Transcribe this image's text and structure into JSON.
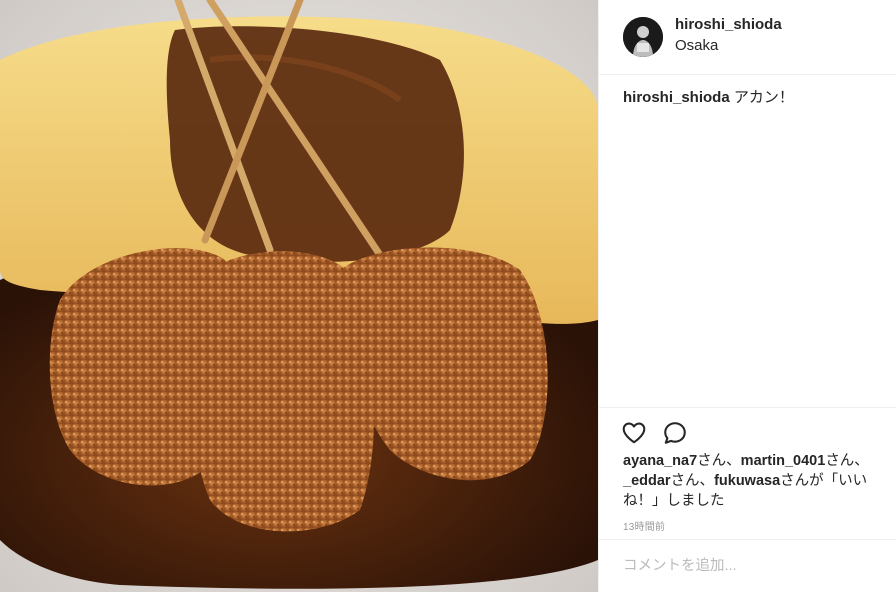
{
  "post": {
    "author": "hiroshi_shioda",
    "location": "Osaka",
    "caption_user": "hiroshi_shioda",
    "caption_text": " アカン！",
    "likes": {
      "user1": "ayana_na7",
      "sep1": "さん、",
      "user2": "martin_0401",
      "sep2": "さん、",
      "user3": "_eddar",
      "sep3": "さん、",
      "user4": "fukuwasa",
      "tail": "さんが「いいね！」しました"
    },
    "timestamp": "13時間前",
    "comment_placeholder": "コメントを追加..."
  },
  "icons": {
    "like": "heart-icon",
    "comment": "comment-icon"
  },
  "colors": {
    "text": "#262626",
    "muted": "#999999",
    "divider": "#efefef"
  }
}
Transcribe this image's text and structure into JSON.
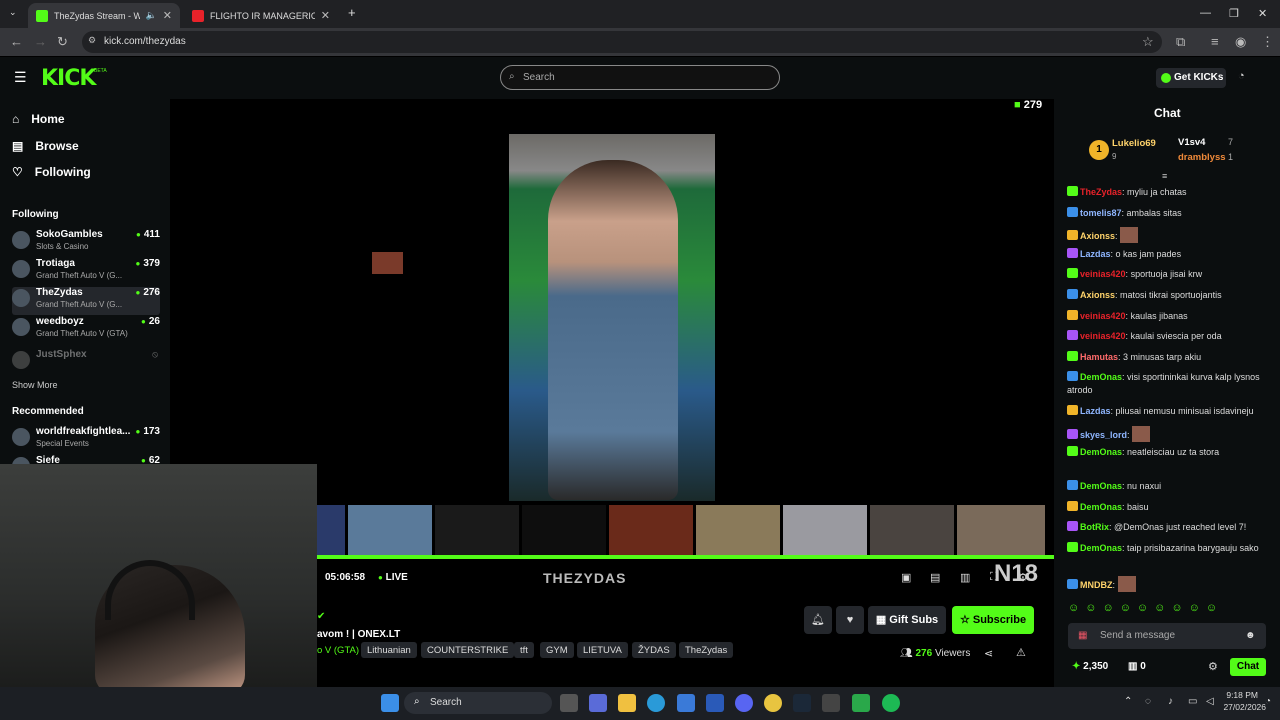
{
  "browser": {
    "tabs": [
      {
        "title": "TheZydas Stream - Watch Li",
        "color": "#53fc18"
      },
      {
        "title": "FLIGHTO IR MANAGERIO PIRM",
        "color": "#e8222a"
      }
    ],
    "url": "kick.com/thezydas"
  },
  "header": {
    "logo": "KICK",
    "beta": "BETA",
    "search_placeholder": "Search",
    "get_kicks": "Get KICKs"
  },
  "sidebar": {
    "nav": [
      {
        "label": "Home",
        "icon": "home-icon"
      },
      {
        "label": "Browse",
        "icon": "browse-icon"
      },
      {
        "label": "Following",
        "icon": "heart-icon"
      }
    ],
    "following_title": "Following",
    "following": [
      {
        "name": "SokoGambles",
        "game": "Slots & Casino",
        "viewers": "411"
      },
      {
        "name": "Trotiaga",
        "game": "Grand Theft Auto V (G...",
        "viewers": "379"
      },
      {
        "name": "TheZydas",
        "game": "Grand Theft Auto V (G...",
        "viewers": "276"
      },
      {
        "name": "weedboyz",
        "game": "Grand Theft Auto V (GTA)",
        "viewers": "26"
      }
    ],
    "offline": "JustSphex",
    "show_more": "Show More",
    "recommended_title": "Recommended",
    "recommended": [
      {
        "name": "worldfreakfightlea...",
        "game": "Special Events",
        "viewers": "173"
      },
      {
        "name": "Siefe",
        "game": "",
        "viewers": "62"
      }
    ]
  },
  "player": {
    "viewer_badge": "279",
    "time": "05:06:58",
    "live": "LIVE",
    "streamer_overlay": "THEZYDAS",
    "corner_label": "N18"
  },
  "info": {
    "title": "avom ! | ONEX.LT",
    "category": "o V (GTA)",
    "tags": [
      "Lithuanian",
      "COUNTERSTRIKE",
      "tft",
      "GYM",
      "LIETUVA",
      "ŽYDAS",
      "TheZydas"
    ],
    "gift_subs": "Gift Subs",
    "subscribe": "Subscribe",
    "viewers": "276",
    "viewers_label": "Viewers"
  },
  "chat": {
    "title": "Chat",
    "leaderboard": [
      {
        "name": "Lukelio69",
        "count": "9"
      },
      {
        "name": "V1sv4",
        "count": "7"
      },
      {
        "name": "dramblyss",
        "count": "1"
      }
    ],
    "messages": [
      {
        "user": "TheZydas",
        "text": "myliu ja chatas",
        "color": "#e8222a"
      },
      {
        "user": "tomelis87",
        "text": "ambalas sitas",
        "color": "#8fb6ff"
      },
      {
        "user": "Axionss",
        "text": "",
        "color": "#ffd36b"
      },
      {
        "user": "Lazdas",
        "text": "o kas jam pades",
        "color": "#8fb6ff"
      },
      {
        "user": "veinias420",
        "text": "sportuoja jisai krw",
        "color": "#e8222a"
      },
      {
        "user": "Axionss",
        "text": "matosi tikrai sportuojantis",
        "color": "#ffd36b"
      },
      {
        "user": "veinias420",
        "text": "kaulas jibanas",
        "color": "#e8222a"
      },
      {
        "user": "veinias420",
        "text": "kaulai sviescia per oda",
        "color": "#e8222a"
      },
      {
        "user": "Hamutas",
        "text": "3 minusas tarp akiu",
        "color": "#ff6b6b"
      },
      {
        "user": "DemOnas",
        "text": "visi sportininkai kurva kalp lysnos atrodo",
        "color": "#53fc18"
      },
      {
        "user": "Lazdas",
        "text": "pliusai nemusu minisuai isdavineju",
        "color": "#8fb6ff"
      },
      {
        "user": "skyes_lord",
        "text": "",
        "color": "#8fb6ff"
      },
      {
        "user": "DemOnas",
        "text": "neatleisciau uz ta stora",
        "color": "#53fc18"
      },
      {
        "user": "DemOnas",
        "text": "nu naxui",
        "color": "#53fc18"
      },
      {
        "user": "DemOnas",
        "text": "baisu",
        "color": "#53fc18"
      },
      {
        "user": "BotRix",
        "text": "@DemOnas just reached level 7!",
        "color": "#53fc18"
      },
      {
        "user": "DemOnas",
        "text": "taip prisibazarina barygauju sako",
        "color": "#53fc18"
      },
      {
        "user": "MNDBZ",
        "text": "",
        "color": "#ffd36b"
      }
    ],
    "input_placeholder": "Send a message",
    "points": "2,350",
    "gifts": "0",
    "send": "Chat"
  },
  "taskbar": {
    "search": "Search",
    "time": "9:18 PM",
    "date": "27/02/2026"
  }
}
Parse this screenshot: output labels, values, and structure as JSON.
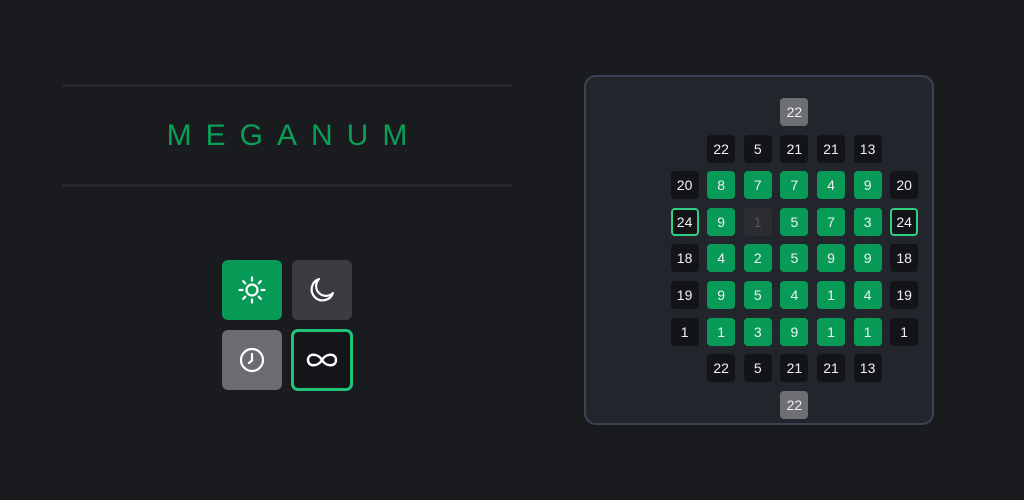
{
  "title": "MEGANUM",
  "colors": {
    "accent": "#0a9f57",
    "highlight": "#2fcf84",
    "background": "#1a1b1f"
  },
  "mode_buttons": [
    {
      "id": "light",
      "icon": "sun-icon",
      "selected": true
    },
    {
      "id": "dark",
      "icon": "moon-icon",
      "selected": false
    },
    {
      "id": "timed",
      "icon": "clock-icon",
      "selected": false
    },
    {
      "id": "infinite",
      "icon": "infinity-icon",
      "selected": true
    }
  ],
  "board": {
    "rows": [
      [
        {
          "c": 4,
          "v": "22",
          "t": "s"
        }
      ],
      [
        {
          "c": 2,
          "v": "22",
          "t": "k"
        },
        {
          "c": 3,
          "v": "5",
          "t": "k"
        },
        {
          "c": 4,
          "v": "21",
          "t": "k"
        },
        {
          "c": 5,
          "v": "21",
          "t": "k"
        },
        {
          "c": 6,
          "v": "13",
          "t": "k"
        }
      ],
      [
        {
          "c": 1,
          "v": "20",
          "t": "k"
        },
        {
          "c": 2,
          "v": "8",
          "t": "g"
        },
        {
          "c": 3,
          "v": "7",
          "t": "g"
        },
        {
          "c": 4,
          "v": "7",
          "t": "g"
        },
        {
          "c": 5,
          "v": "4",
          "t": "g"
        },
        {
          "c": 6,
          "v": "9",
          "t": "g"
        },
        {
          "c": 7,
          "v": "20",
          "t": "k"
        }
      ],
      [
        {
          "c": 1,
          "v": "24",
          "t": "o"
        },
        {
          "c": 2,
          "v": "9",
          "t": "g"
        },
        {
          "c": 3,
          "v": "1",
          "t": "d"
        },
        {
          "c": 4,
          "v": "5",
          "t": "g"
        },
        {
          "c": 5,
          "v": "7",
          "t": "g"
        },
        {
          "c": 6,
          "v": "3",
          "t": "g"
        },
        {
          "c": 7,
          "v": "24",
          "t": "o"
        }
      ],
      [
        {
          "c": 1,
          "v": "18",
          "t": "k"
        },
        {
          "c": 2,
          "v": "4",
          "t": "g"
        },
        {
          "c": 3,
          "v": "2",
          "t": "g"
        },
        {
          "c": 4,
          "v": "5",
          "t": "g"
        },
        {
          "c": 5,
          "v": "9",
          "t": "g"
        },
        {
          "c": 6,
          "v": "9",
          "t": "g"
        },
        {
          "c": 7,
          "v": "18",
          "t": "k"
        }
      ],
      [
        {
          "c": 1,
          "v": "19",
          "t": "k"
        },
        {
          "c": 2,
          "v": "9",
          "t": "g"
        },
        {
          "c": 3,
          "v": "5",
          "t": "g"
        },
        {
          "c": 4,
          "v": "4",
          "t": "g"
        },
        {
          "c": 5,
          "v": "1",
          "t": "g"
        },
        {
          "c": 6,
          "v": "4",
          "t": "g"
        },
        {
          "c": 7,
          "v": "19",
          "t": "k"
        }
      ],
      [
        {
          "c": 1,
          "v": "1",
          "t": "k"
        },
        {
          "c": 2,
          "v": "1",
          "t": "g"
        },
        {
          "c": 3,
          "v": "3",
          "t": "g"
        },
        {
          "c": 4,
          "v": "9",
          "t": "g"
        },
        {
          "c": 5,
          "v": "1",
          "t": "g"
        },
        {
          "c": 6,
          "v": "1",
          "t": "g"
        },
        {
          "c": 7,
          "v": "1",
          "t": "k"
        }
      ],
      [
        {
          "c": 2,
          "v": "22",
          "t": "k"
        },
        {
          "c": 3,
          "v": "5",
          "t": "k"
        },
        {
          "c": 4,
          "v": "21",
          "t": "k"
        },
        {
          "c": 5,
          "v": "21",
          "t": "k"
        },
        {
          "c": 6,
          "v": "13",
          "t": "k"
        }
      ],
      [
        {
          "c": 4,
          "v": "22",
          "t": "s"
        }
      ]
    ]
  }
}
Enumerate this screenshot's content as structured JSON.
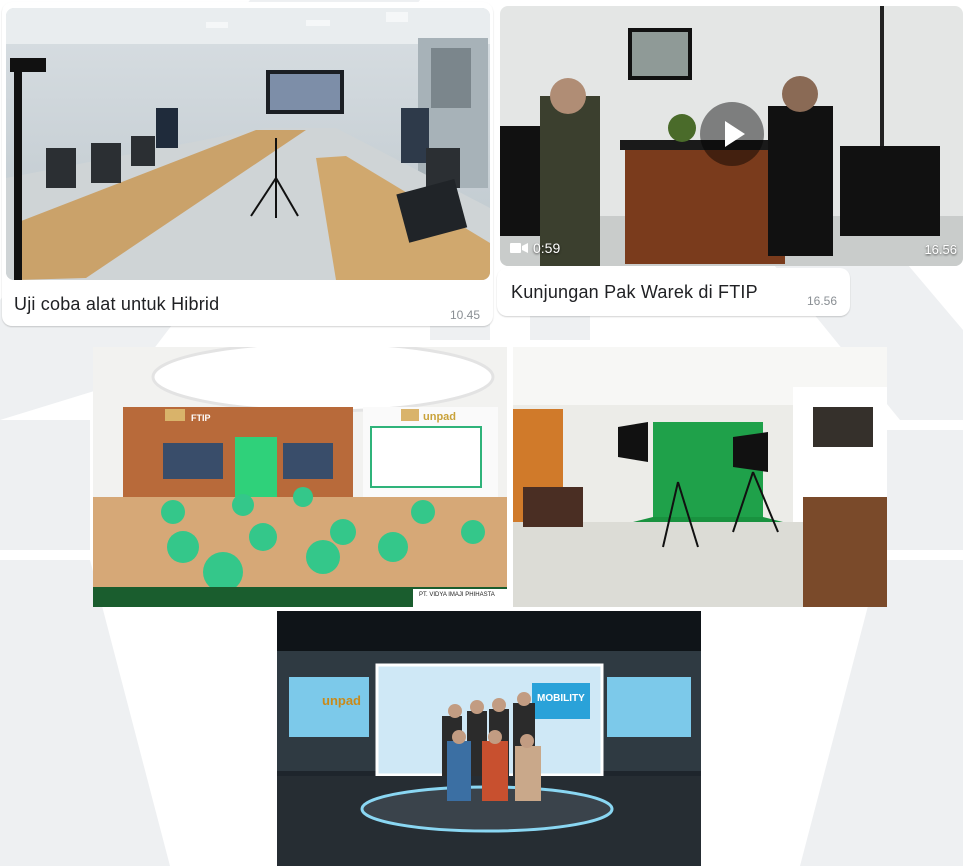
{
  "chat": {
    "messages": [
      {
        "caption": "Uji coba alat untuk Hibrid",
        "time": "10.45",
        "media": "photo"
      },
      {
        "caption": "Kunjungan Pak Warek di FTIP",
        "time": "16.56",
        "media": "video",
        "duration": "0:59",
        "overlay_time": "16.56"
      }
    ]
  },
  "gallery": {
    "vendor_label": "PT. VIDYA IMAJI PHIHASTA",
    "room_sign_ftip": "FTIP",
    "room_sign_unpad": "unpad",
    "studio_banner_unpad": "unpad",
    "studio_banner_mobility": "MOBILITY"
  },
  "icons": {
    "video": "video-camera-icon",
    "play": "play-icon"
  },
  "colors": {
    "bubble_bg": "#ffffff",
    "time": "#8a8f94",
    "accent_green": "#2fb37a"
  }
}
+++++
What the task asks. Of the lines in the material above, state how many contain the string "this"; give no other text.

Expected answer. 4